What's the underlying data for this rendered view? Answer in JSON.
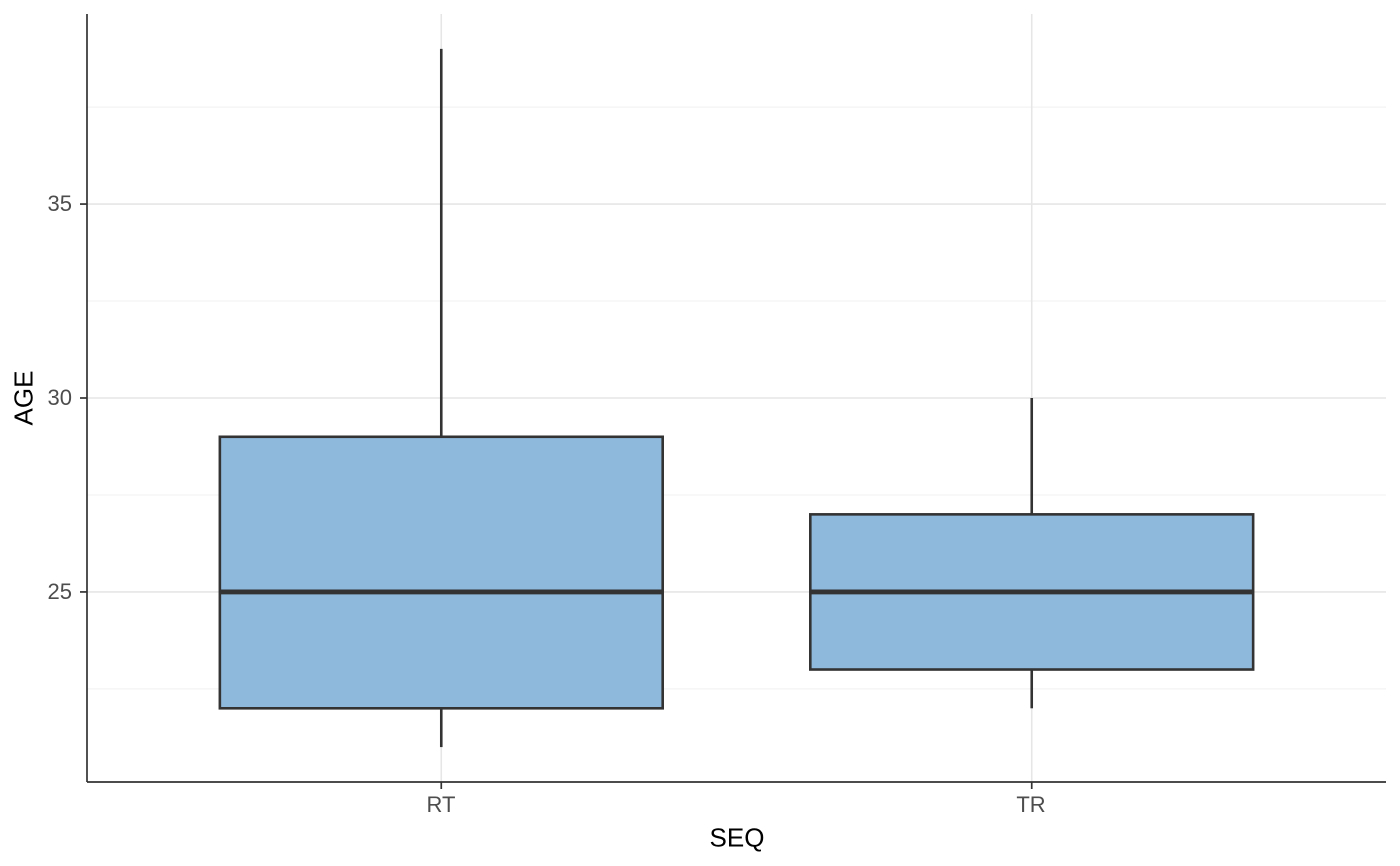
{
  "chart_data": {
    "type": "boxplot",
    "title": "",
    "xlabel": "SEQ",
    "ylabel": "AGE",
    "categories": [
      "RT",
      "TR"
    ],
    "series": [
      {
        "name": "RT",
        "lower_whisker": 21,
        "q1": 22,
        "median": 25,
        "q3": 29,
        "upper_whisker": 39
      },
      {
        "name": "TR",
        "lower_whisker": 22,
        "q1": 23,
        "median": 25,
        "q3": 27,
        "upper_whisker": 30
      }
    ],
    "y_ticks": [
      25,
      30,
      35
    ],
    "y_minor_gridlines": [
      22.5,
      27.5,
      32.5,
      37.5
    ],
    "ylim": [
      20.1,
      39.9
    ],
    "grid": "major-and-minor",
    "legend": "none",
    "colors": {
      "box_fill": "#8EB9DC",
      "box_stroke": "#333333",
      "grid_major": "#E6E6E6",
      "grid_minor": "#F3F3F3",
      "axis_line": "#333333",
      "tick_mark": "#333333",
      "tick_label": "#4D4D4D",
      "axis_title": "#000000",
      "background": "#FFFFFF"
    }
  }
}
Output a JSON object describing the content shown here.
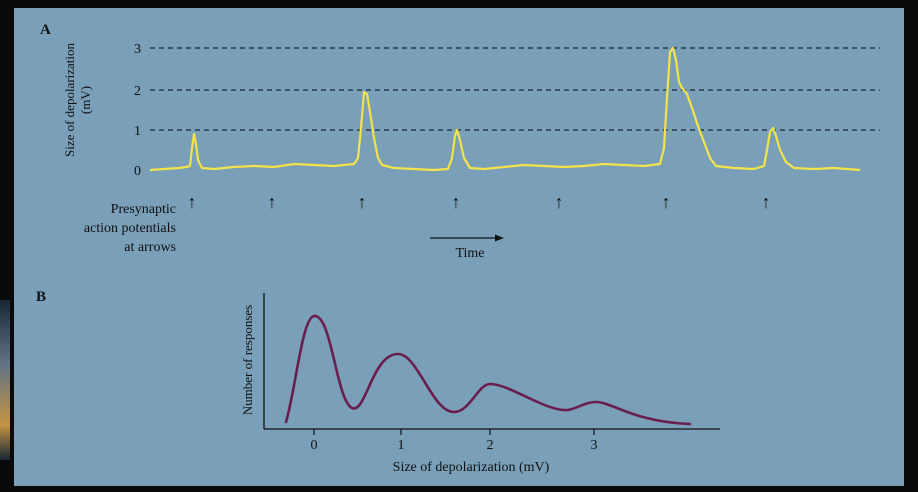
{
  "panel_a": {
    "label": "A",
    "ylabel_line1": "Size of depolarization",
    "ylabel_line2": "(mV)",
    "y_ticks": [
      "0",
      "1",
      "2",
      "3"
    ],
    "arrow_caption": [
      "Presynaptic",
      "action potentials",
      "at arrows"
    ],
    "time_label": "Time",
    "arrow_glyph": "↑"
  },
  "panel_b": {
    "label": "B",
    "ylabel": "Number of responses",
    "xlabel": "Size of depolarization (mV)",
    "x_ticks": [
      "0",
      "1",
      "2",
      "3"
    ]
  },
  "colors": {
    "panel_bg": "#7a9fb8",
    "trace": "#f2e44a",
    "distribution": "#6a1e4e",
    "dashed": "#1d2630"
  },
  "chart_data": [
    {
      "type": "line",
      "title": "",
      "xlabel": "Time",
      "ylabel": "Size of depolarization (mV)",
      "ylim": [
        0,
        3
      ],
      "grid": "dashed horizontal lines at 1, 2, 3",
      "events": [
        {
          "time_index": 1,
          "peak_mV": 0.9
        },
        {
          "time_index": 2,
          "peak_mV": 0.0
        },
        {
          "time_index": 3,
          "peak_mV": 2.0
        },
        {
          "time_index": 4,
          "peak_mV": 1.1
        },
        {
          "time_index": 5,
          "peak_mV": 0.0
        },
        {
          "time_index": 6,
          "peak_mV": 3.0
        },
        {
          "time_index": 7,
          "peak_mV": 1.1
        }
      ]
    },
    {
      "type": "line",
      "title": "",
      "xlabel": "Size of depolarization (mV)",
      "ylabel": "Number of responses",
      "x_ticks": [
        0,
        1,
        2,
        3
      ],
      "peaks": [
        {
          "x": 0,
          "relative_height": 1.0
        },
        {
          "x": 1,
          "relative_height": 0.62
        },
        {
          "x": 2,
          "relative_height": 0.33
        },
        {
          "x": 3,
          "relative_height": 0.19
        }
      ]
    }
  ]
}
================================
__GOAL__:
Give the number of lines in the data that contain "responses", with no other words.

__THE RESPONSE__:
2